**The task**.
In the records that follow, locate every line with "персоналу" and extract it.

[Extracted data entries]
==============================
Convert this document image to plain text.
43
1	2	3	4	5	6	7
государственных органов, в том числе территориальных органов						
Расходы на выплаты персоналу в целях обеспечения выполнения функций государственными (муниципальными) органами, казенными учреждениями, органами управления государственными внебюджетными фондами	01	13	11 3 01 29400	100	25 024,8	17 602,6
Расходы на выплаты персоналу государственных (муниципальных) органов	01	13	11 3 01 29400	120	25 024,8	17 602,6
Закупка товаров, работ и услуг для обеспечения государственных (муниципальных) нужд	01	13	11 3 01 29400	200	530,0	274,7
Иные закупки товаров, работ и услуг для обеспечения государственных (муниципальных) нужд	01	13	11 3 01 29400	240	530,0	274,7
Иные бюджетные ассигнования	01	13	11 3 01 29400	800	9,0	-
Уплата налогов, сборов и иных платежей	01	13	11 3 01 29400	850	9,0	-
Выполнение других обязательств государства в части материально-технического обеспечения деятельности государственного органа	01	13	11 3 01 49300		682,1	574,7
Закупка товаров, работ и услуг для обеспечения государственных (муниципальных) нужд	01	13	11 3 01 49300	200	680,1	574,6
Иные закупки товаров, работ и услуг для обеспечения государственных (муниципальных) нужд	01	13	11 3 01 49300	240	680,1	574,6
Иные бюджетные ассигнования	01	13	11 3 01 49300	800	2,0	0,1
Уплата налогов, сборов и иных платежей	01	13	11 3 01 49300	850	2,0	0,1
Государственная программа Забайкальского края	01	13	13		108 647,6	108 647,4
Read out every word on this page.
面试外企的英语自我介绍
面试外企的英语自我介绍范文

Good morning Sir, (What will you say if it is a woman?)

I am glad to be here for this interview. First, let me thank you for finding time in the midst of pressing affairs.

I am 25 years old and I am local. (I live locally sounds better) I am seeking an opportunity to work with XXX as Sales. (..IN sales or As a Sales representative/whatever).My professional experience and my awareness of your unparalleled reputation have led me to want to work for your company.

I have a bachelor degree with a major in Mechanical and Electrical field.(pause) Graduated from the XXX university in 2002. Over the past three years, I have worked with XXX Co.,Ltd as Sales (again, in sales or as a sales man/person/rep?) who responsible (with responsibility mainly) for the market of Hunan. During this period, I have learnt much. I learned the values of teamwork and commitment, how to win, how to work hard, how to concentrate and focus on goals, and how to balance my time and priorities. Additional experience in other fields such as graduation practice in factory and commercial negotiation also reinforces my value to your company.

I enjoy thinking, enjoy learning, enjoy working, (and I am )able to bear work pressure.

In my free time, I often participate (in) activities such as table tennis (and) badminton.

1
==============================
**Response**.
Расходы на выплаты персоналу в целях обеспечения выполнения функций государственными (муниципальными) органами, казенными учреждениями, органами управления государственными внебюджетными фондами	01	13	11 3 01 29400	100	25 024,8	17 602,6
Расходы на выплаты персоналу государственных (муниципальных) органов	01	13	11 3 01 29400	120	25 024,8	17 602,6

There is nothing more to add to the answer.